▶ _Short exercise_
Look through the data and write out every line with the word "VBAC" in it.

▶ _Data listing_
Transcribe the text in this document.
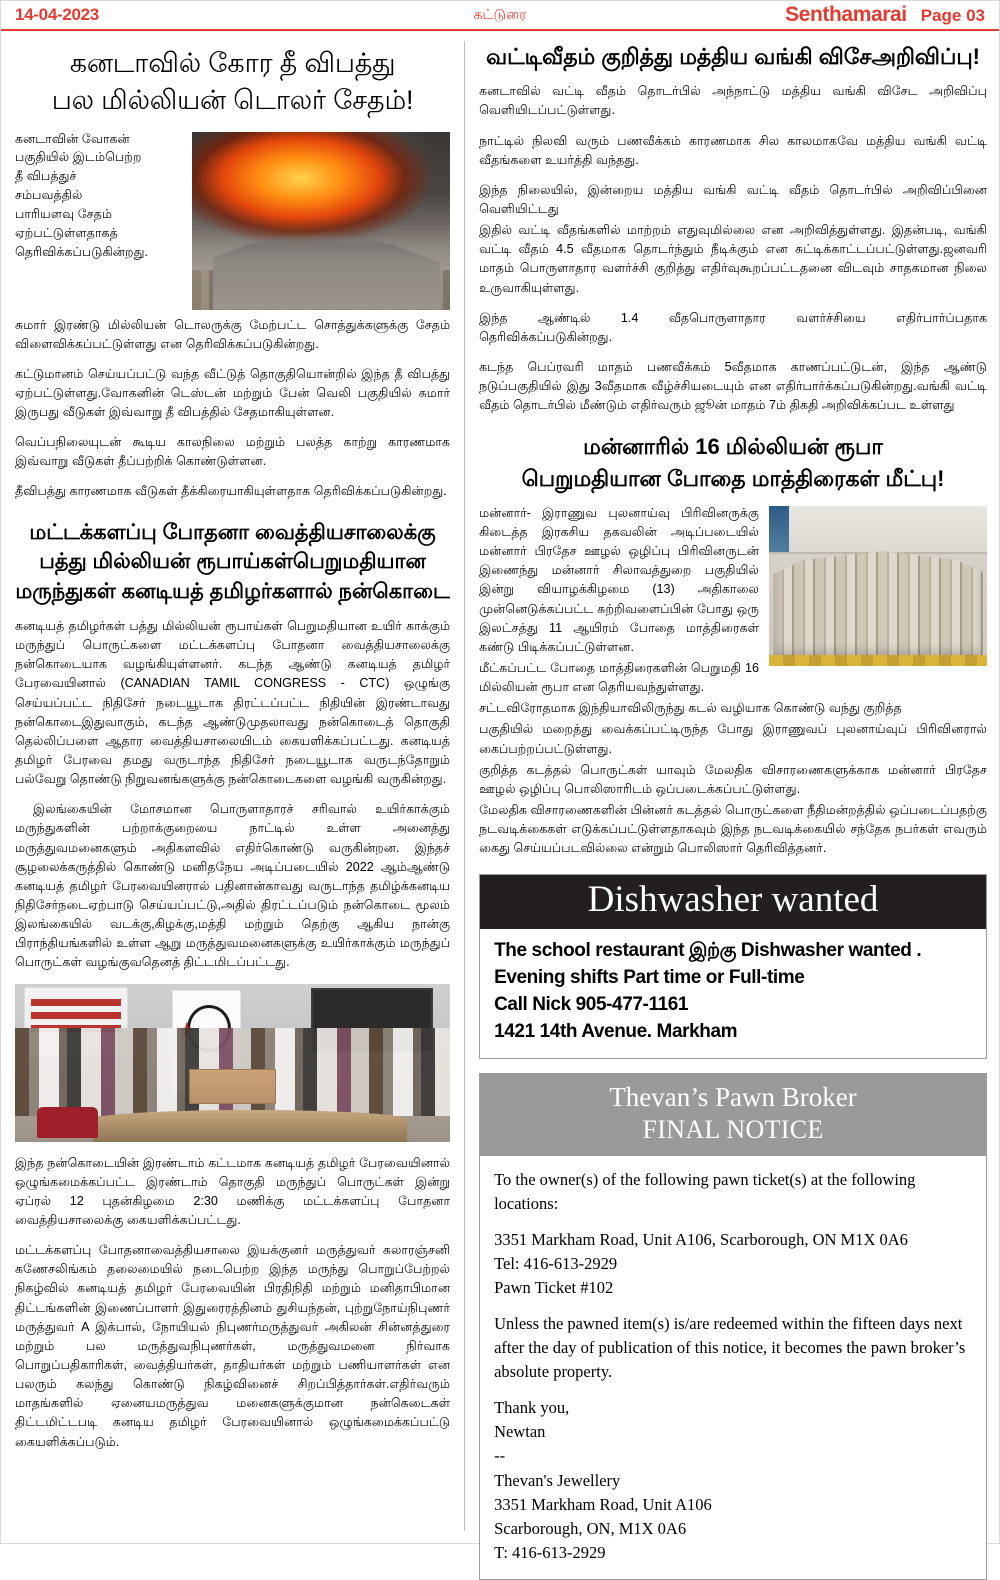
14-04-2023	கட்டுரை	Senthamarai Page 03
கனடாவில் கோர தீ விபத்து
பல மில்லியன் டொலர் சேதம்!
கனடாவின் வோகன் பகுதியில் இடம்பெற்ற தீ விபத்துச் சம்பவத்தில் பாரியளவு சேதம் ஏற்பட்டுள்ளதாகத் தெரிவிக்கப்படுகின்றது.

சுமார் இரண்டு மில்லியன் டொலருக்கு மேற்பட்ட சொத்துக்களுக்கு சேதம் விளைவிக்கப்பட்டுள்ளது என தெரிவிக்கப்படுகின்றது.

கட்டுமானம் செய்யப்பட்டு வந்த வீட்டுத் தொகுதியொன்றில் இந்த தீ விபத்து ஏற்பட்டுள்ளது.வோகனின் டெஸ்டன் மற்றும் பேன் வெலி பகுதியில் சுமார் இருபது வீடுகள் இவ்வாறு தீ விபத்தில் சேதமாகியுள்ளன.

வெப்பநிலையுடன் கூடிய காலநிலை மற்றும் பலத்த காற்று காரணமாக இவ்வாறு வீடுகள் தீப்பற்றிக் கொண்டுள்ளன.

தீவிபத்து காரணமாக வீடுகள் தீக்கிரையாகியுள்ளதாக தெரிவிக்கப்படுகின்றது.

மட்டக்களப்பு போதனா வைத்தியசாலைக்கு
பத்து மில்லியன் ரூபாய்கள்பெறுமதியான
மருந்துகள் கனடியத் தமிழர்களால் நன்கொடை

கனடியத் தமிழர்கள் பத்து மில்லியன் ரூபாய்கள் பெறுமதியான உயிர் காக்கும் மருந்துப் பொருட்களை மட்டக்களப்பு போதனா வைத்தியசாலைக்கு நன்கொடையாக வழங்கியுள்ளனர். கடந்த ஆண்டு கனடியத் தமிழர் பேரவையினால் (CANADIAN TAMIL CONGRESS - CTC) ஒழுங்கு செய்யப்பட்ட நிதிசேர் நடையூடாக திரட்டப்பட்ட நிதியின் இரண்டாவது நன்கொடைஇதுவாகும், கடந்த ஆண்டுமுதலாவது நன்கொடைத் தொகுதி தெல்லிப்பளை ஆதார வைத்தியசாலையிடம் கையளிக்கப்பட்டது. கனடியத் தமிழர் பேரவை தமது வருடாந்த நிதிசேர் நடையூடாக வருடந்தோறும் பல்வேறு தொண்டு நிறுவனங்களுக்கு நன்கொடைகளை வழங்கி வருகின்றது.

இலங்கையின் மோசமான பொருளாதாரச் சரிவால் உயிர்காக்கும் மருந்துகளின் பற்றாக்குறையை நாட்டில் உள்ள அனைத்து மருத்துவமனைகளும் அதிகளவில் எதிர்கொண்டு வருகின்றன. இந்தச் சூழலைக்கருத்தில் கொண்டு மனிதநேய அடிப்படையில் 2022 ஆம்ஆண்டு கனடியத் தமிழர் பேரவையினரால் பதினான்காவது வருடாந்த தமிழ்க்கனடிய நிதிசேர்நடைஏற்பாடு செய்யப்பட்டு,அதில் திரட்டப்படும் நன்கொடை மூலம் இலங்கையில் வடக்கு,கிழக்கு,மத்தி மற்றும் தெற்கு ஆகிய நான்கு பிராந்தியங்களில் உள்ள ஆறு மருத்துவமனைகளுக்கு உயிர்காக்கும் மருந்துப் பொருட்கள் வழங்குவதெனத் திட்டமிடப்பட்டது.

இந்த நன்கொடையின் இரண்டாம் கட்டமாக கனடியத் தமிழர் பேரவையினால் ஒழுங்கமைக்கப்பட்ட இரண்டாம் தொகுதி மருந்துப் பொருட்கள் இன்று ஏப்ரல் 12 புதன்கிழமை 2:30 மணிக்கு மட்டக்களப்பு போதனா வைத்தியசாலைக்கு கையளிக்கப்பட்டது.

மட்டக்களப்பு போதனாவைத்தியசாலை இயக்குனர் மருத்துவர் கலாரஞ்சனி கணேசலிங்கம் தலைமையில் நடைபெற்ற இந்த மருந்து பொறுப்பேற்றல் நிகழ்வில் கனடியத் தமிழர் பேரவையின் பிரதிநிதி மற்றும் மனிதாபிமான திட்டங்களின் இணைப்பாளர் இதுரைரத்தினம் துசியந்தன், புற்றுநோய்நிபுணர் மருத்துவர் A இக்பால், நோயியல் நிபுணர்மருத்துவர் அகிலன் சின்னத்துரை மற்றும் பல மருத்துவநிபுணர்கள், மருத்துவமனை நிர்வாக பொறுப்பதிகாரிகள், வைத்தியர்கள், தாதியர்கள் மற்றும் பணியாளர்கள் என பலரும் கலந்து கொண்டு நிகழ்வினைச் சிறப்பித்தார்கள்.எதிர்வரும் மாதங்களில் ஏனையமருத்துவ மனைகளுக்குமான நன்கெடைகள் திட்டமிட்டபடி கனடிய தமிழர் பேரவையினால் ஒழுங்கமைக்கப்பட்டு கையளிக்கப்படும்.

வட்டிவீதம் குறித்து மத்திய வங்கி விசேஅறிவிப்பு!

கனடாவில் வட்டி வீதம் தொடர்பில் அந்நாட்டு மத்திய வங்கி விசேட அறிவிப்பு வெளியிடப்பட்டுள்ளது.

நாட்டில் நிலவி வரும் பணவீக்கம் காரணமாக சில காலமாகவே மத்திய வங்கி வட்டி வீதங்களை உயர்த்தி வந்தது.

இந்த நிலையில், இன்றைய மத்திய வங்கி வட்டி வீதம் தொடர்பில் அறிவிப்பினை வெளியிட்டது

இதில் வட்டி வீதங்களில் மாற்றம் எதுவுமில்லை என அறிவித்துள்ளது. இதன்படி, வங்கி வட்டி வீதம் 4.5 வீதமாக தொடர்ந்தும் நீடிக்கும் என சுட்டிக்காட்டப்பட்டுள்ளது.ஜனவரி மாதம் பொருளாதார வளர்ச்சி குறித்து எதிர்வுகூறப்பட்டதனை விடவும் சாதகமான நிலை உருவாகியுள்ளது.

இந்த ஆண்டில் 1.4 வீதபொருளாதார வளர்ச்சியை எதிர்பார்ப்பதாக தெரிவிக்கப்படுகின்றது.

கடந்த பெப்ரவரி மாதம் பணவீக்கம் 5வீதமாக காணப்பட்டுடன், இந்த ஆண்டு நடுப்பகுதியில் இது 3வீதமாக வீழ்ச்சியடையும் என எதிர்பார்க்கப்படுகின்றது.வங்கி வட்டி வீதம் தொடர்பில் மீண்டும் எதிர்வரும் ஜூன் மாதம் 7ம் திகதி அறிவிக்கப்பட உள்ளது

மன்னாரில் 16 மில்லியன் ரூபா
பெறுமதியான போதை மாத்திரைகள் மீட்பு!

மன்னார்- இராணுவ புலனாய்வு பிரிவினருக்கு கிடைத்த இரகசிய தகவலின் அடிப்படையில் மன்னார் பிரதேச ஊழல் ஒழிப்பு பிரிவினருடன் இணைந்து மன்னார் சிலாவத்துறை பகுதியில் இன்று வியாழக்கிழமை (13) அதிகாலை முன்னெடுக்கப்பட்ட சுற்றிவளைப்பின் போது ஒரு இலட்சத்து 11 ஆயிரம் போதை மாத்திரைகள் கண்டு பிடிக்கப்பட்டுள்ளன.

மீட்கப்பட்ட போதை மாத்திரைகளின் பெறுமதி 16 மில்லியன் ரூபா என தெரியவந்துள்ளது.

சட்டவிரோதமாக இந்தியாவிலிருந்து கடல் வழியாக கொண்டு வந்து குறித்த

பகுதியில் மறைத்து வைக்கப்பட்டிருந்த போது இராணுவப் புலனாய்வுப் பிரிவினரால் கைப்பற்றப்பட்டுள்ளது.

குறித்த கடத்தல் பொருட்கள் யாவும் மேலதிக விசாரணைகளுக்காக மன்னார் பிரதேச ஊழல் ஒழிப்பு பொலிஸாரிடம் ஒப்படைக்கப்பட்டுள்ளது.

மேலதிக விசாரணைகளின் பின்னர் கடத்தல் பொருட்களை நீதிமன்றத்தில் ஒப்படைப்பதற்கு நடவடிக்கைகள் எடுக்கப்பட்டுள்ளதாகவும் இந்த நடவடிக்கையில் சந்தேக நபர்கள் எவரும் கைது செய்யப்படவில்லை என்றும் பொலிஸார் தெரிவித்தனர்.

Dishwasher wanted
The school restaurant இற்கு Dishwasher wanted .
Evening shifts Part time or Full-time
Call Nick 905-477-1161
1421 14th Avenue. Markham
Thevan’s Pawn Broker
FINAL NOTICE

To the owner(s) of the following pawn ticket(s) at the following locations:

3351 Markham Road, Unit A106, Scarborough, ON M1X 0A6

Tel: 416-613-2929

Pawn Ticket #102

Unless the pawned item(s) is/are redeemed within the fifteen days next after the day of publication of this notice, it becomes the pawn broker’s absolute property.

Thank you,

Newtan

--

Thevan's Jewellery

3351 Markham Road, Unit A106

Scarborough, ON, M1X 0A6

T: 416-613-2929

---

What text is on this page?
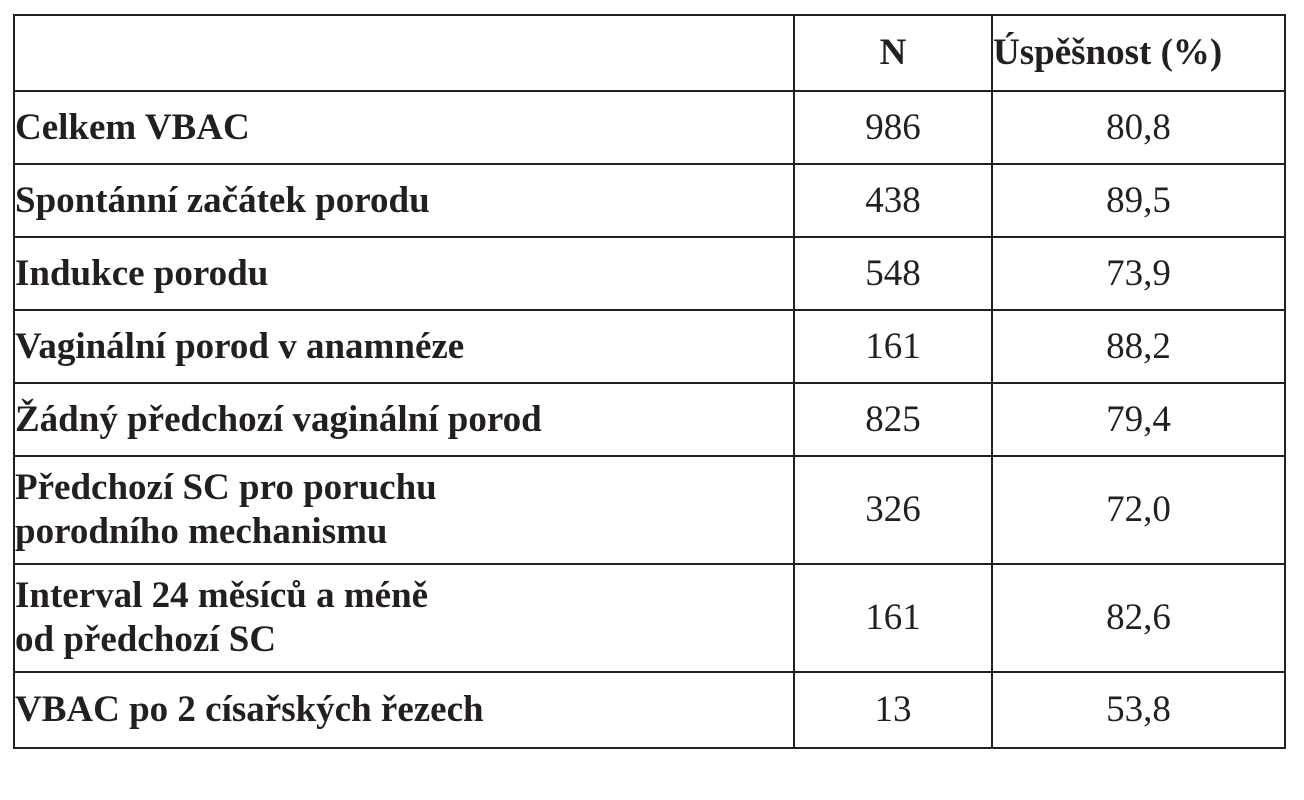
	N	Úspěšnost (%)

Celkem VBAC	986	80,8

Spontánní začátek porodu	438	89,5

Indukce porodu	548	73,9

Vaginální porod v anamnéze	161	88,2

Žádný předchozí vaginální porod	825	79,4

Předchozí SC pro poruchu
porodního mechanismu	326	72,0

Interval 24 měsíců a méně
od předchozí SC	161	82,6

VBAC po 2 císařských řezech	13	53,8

▶ _Correct response_
Celkem VBAC	986	80,8
VBAC po 2 císařských řezech	13	53,8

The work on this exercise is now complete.